Problem | Only a number is expected: how many lines in these records mention the word "Kungen"?

(Transcribed document page entries)
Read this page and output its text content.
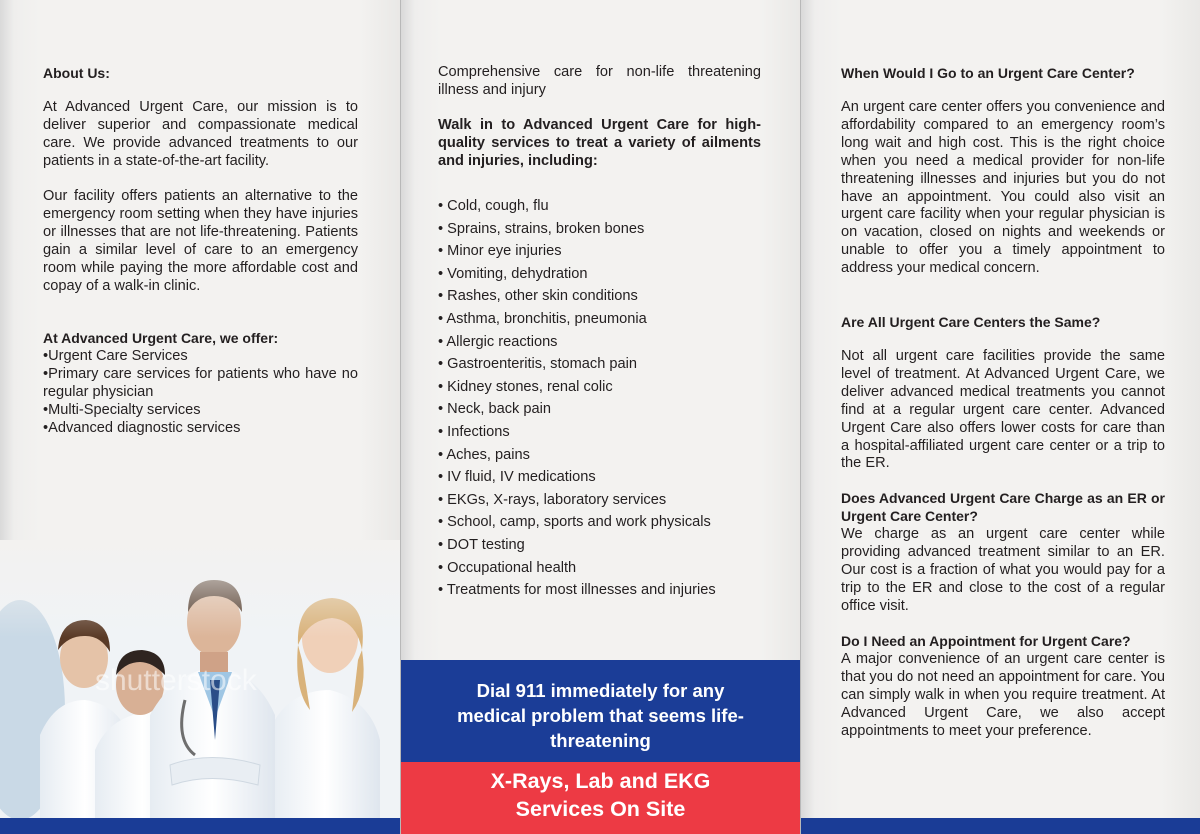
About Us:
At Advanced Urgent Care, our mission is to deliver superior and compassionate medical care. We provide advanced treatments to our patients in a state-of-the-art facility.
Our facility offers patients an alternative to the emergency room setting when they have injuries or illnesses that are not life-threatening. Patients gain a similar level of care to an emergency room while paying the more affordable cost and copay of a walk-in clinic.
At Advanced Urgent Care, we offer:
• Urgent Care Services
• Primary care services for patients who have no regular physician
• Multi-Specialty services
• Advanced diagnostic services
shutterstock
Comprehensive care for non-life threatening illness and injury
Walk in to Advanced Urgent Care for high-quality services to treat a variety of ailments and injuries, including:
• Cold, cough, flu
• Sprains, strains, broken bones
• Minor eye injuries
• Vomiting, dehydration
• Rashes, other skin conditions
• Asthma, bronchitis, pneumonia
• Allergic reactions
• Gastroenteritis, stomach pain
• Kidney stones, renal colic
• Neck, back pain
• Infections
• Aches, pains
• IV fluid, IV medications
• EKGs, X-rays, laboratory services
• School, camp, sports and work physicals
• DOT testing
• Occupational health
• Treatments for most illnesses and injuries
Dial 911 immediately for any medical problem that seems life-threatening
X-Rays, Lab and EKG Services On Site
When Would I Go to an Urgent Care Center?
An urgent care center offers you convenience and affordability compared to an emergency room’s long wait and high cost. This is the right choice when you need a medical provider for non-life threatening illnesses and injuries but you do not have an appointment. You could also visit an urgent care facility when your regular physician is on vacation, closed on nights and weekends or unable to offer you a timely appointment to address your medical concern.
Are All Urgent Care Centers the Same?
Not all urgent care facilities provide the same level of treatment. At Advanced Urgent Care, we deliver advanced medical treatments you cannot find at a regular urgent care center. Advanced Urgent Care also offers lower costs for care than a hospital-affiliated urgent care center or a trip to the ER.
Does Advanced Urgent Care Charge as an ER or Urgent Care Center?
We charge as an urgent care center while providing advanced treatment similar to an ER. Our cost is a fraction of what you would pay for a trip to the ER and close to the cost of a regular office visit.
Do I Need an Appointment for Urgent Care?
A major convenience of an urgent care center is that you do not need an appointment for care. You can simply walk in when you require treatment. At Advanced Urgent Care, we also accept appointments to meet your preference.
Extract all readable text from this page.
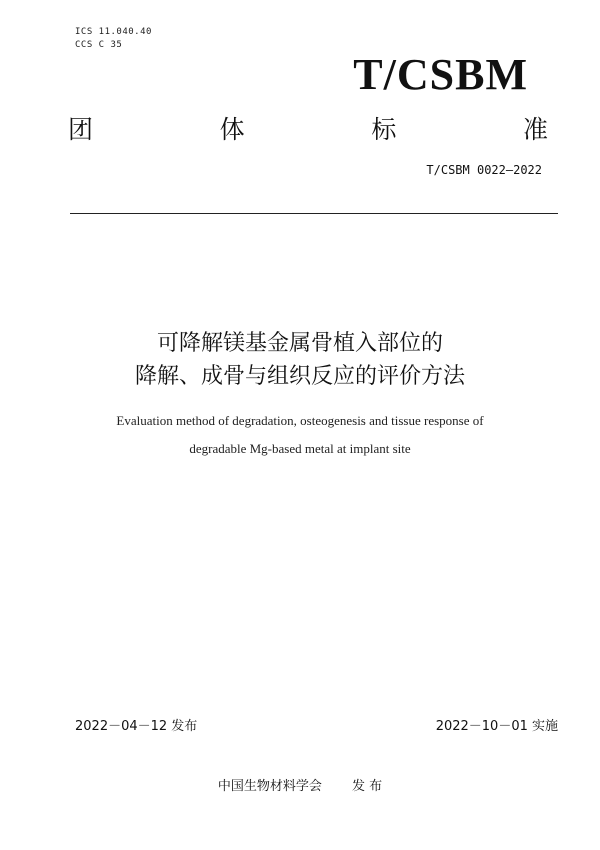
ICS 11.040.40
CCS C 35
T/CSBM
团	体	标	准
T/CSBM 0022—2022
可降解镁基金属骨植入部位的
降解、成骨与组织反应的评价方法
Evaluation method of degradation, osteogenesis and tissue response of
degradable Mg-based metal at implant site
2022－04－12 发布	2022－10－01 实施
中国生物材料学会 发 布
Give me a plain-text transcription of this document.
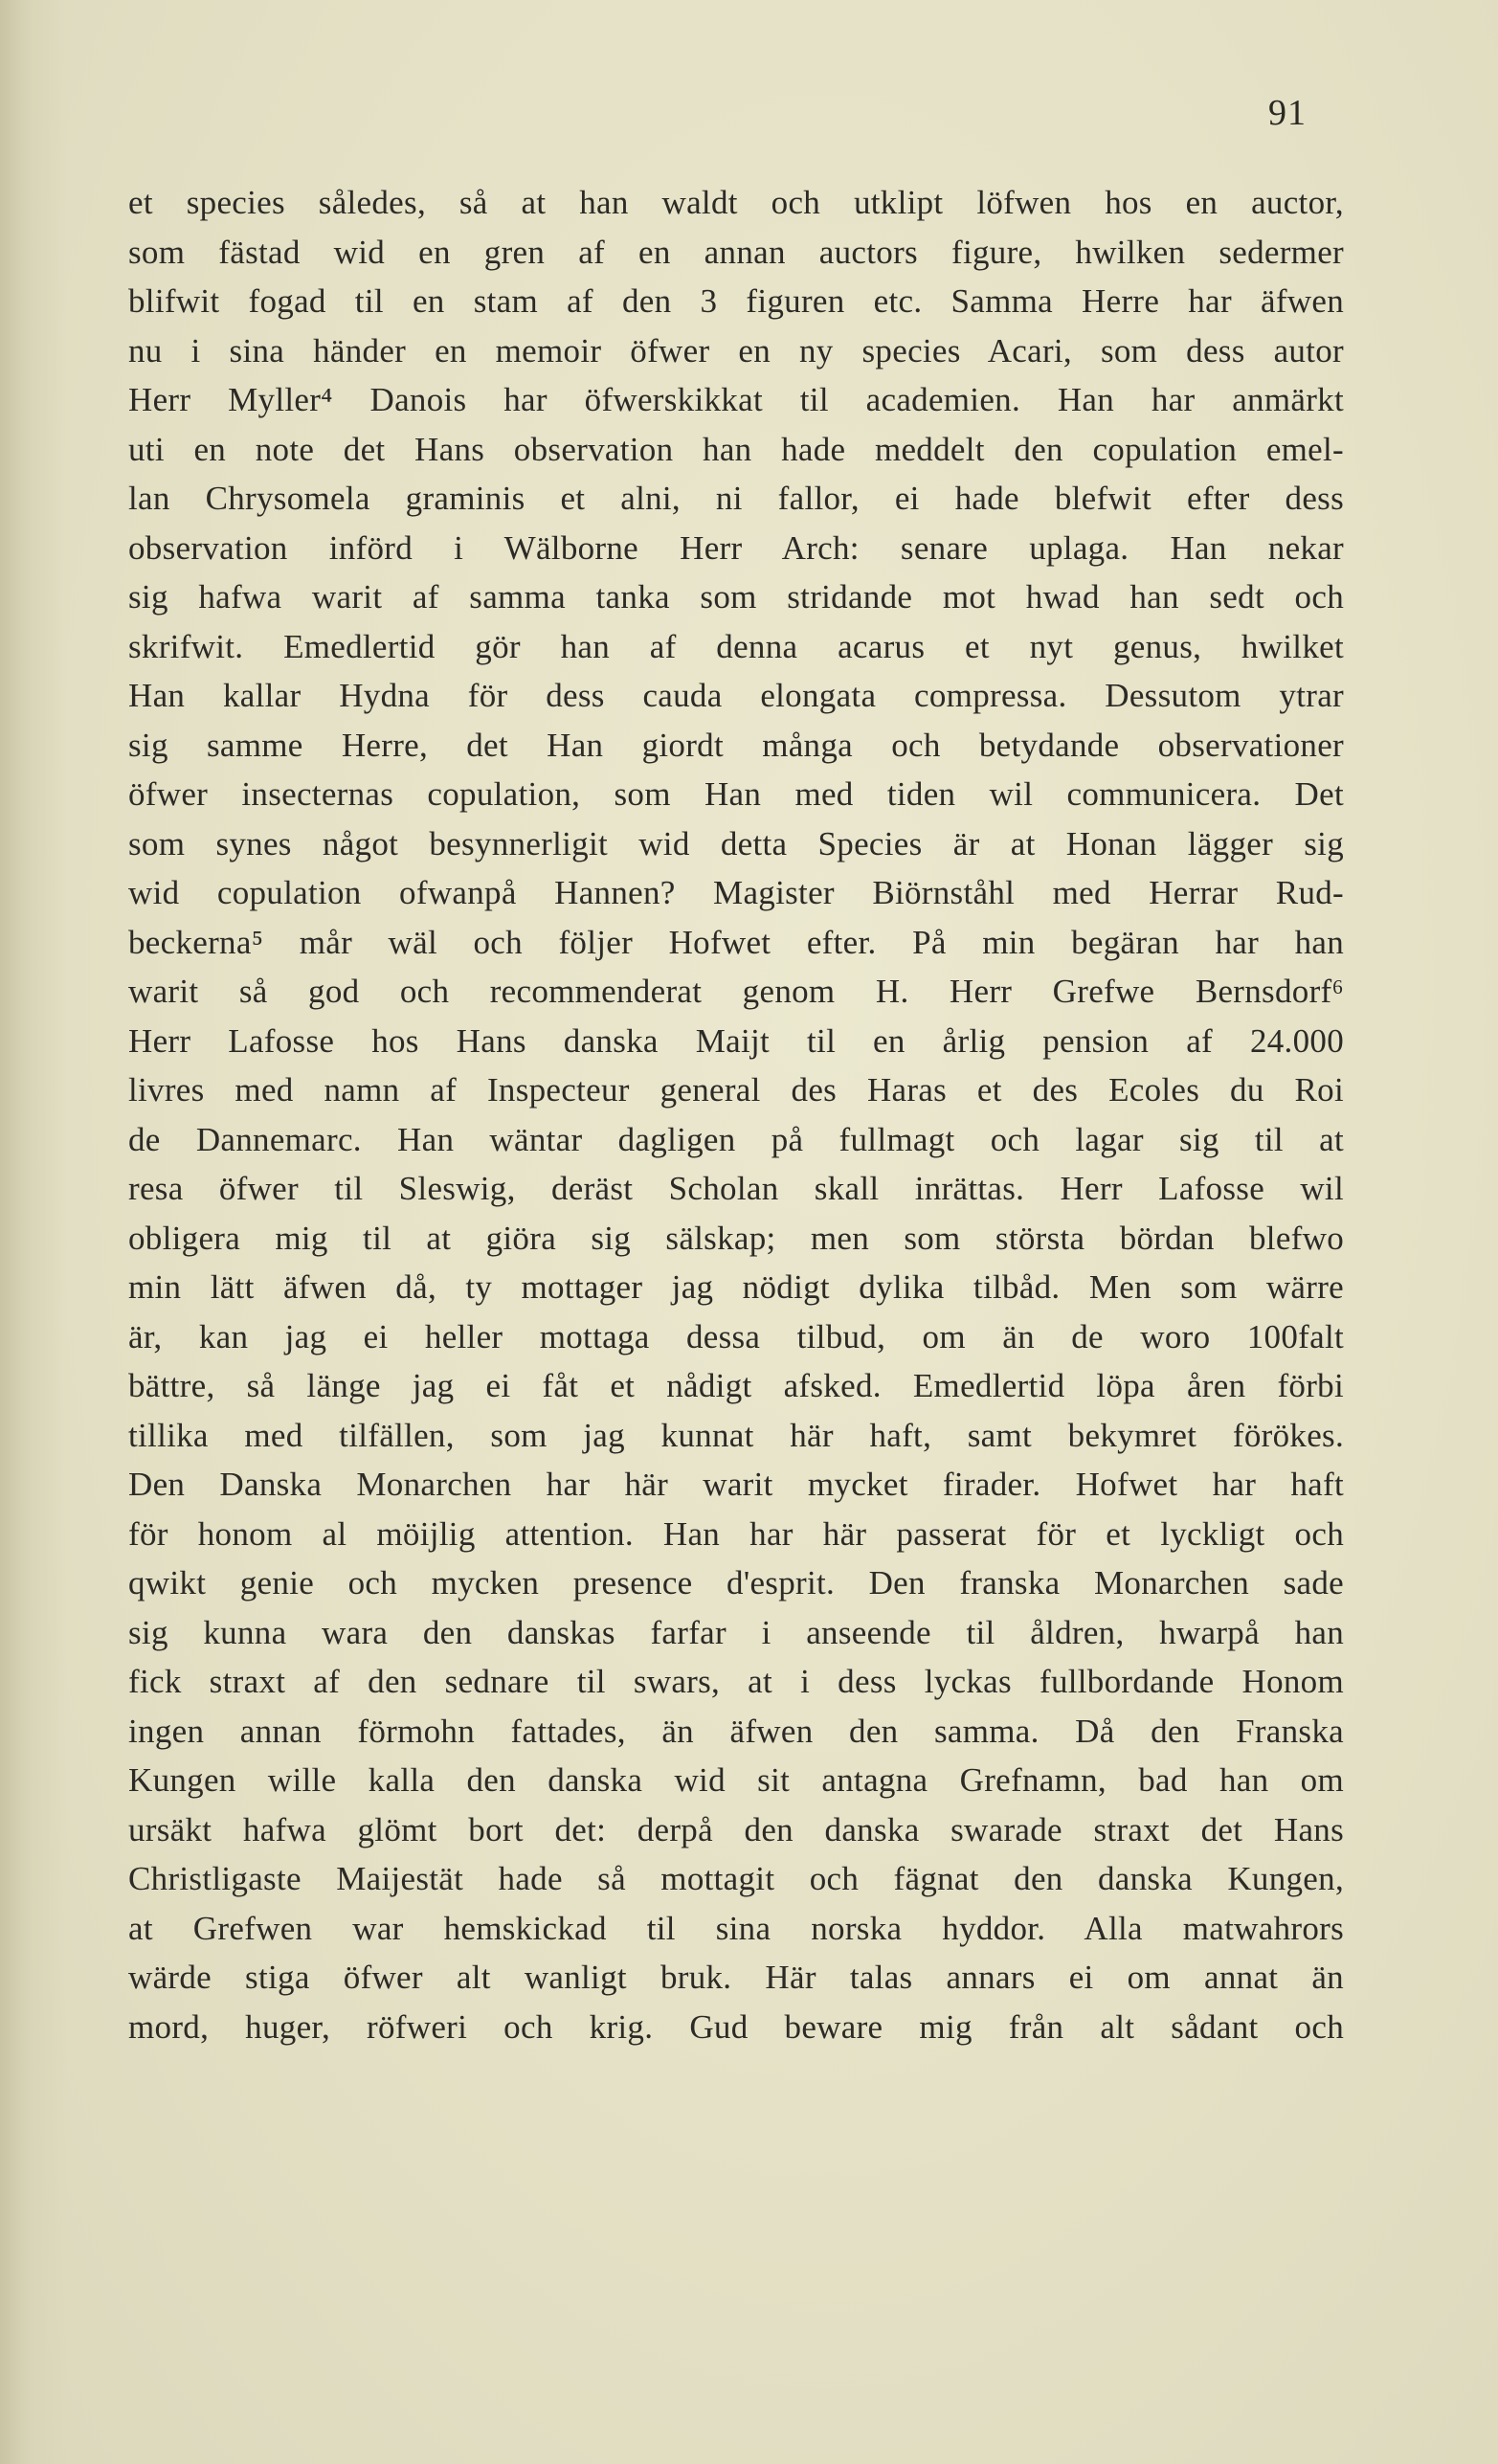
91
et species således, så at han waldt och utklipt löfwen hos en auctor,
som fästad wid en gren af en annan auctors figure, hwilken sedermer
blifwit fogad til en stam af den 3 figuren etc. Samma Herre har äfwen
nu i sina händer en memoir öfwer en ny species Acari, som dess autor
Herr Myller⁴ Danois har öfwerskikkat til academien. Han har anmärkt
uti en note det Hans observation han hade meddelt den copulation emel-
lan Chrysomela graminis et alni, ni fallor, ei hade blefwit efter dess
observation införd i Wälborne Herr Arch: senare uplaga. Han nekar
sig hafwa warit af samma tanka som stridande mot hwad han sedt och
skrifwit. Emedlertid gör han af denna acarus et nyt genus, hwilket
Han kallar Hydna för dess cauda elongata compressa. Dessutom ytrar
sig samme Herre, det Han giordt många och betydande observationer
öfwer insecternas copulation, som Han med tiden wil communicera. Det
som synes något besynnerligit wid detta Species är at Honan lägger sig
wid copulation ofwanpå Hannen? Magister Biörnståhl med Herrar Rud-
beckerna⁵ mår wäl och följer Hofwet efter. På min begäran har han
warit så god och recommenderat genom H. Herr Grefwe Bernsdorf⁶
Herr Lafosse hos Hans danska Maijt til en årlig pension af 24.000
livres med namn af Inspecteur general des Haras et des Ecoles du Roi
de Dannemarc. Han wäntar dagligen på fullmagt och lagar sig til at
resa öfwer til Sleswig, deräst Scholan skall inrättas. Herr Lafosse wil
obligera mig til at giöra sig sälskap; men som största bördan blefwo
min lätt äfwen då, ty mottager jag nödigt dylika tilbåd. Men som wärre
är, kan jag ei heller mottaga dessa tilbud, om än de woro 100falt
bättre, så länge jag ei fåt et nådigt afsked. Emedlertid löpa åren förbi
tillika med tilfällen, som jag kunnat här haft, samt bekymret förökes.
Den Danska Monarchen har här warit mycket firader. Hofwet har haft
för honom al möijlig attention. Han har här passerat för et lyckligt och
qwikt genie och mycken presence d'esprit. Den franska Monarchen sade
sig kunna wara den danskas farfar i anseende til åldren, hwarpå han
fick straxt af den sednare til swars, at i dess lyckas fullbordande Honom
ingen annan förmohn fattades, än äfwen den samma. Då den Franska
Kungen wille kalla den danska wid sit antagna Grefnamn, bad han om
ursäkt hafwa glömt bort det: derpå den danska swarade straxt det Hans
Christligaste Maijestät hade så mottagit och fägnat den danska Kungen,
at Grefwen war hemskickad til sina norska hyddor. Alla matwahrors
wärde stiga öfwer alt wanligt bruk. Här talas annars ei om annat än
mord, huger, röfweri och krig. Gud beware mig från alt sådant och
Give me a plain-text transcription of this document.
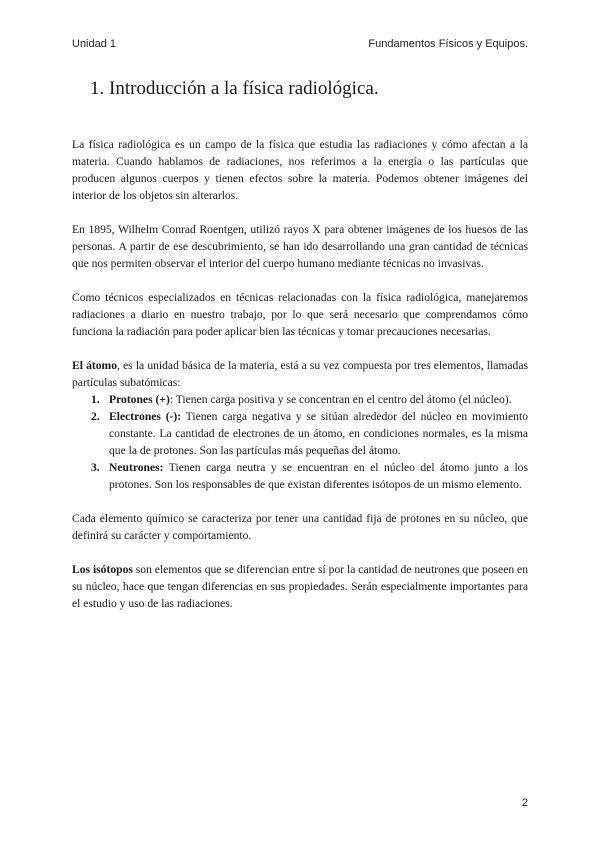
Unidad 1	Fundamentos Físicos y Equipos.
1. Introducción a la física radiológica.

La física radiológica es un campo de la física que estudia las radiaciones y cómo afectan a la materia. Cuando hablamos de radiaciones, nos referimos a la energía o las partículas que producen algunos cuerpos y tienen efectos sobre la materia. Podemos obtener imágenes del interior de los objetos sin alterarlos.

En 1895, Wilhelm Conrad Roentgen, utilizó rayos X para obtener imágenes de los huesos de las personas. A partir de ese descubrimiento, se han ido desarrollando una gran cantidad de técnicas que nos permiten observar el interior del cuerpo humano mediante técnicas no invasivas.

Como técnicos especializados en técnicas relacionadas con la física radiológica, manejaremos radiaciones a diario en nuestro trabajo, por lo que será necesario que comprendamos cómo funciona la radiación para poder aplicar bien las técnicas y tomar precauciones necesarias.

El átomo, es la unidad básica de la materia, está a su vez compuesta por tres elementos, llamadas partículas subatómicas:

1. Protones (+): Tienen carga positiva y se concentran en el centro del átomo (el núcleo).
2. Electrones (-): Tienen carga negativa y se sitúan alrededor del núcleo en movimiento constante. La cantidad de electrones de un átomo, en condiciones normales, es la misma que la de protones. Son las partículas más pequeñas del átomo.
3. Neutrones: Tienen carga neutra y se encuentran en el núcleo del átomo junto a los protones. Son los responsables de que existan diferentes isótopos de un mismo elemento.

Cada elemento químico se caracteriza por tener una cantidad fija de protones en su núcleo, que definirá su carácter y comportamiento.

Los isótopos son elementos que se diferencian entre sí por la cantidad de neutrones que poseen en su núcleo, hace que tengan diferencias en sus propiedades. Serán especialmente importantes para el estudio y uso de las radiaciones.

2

The answer | 2